The problem:
Lines that contain "复习巩固正方形" are to be counted; give only their number.

* * * * * * * * *

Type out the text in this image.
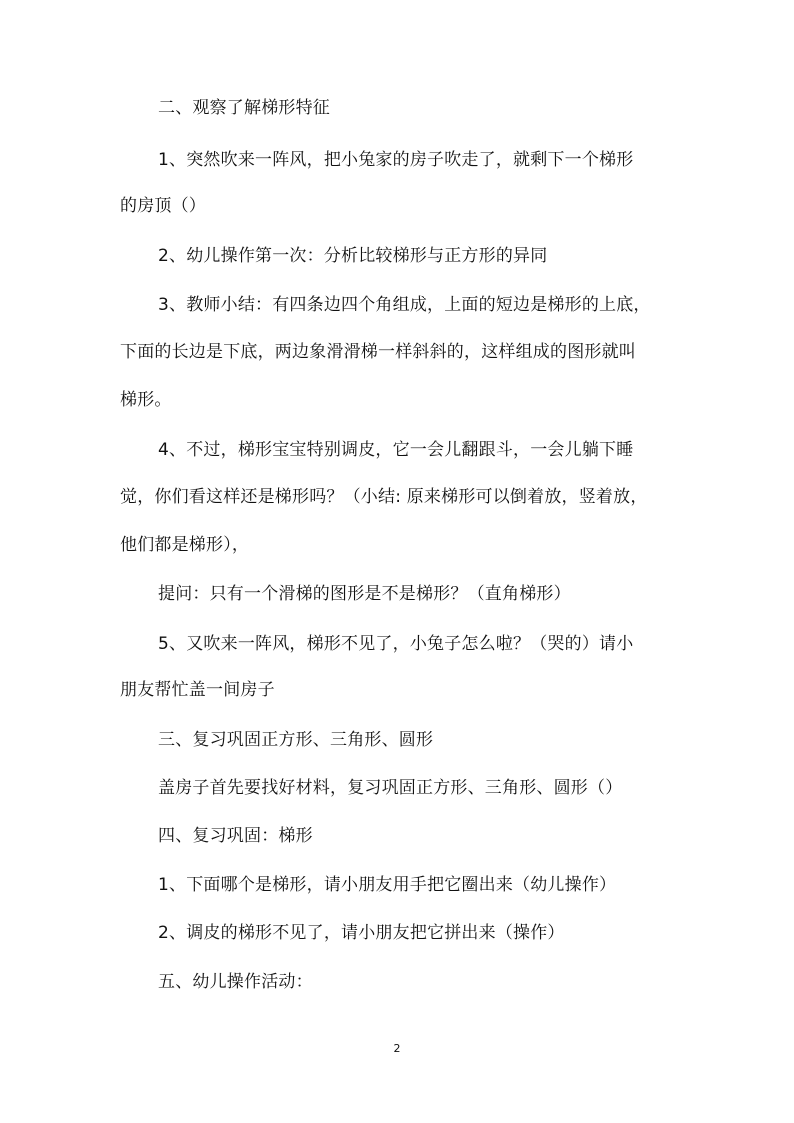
二、观察了解梯形特征
1、突然吹来一阵风，把小兔家的房子吹走了，就剩下一个梯形
的房顶（）
2、幼儿操作第一次：分析比较梯形与正方形的异同
3、教师小结：有四条边四个角组成，上面的短边是梯形的上底，
下面的长边是下底，两边象滑滑梯一样斜斜的，这样组成的图形就叫
梯形。
4、不过，梯形宝宝特别调皮，它一会儿翻跟斗，一会儿躺下睡
觉，你们看这样还是梯形吗？（小结: 原来梯形可以倒着放，竖着放，
他们都是梯形），
提问：只有一个滑梯的图形是不是梯形？（直角梯形）
5、又吹来一阵风，梯形不见了，小兔子怎么啦？（哭的）请小
朋友帮忙盖一间房子
三、复习巩固正方形、三角形、圆形
盖房子首先要找好材料，复习巩固正方形、三角形、圆形（）
四、复习巩固：梯形
1、下面哪个是梯形，请小朋友用手把它圈出来（幼儿操作）
2、调皮的梯形不见了，请小朋友把它拼出来（操作）
五、幼儿操作活动：
2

* * * * * * * * *

Worked solution:
2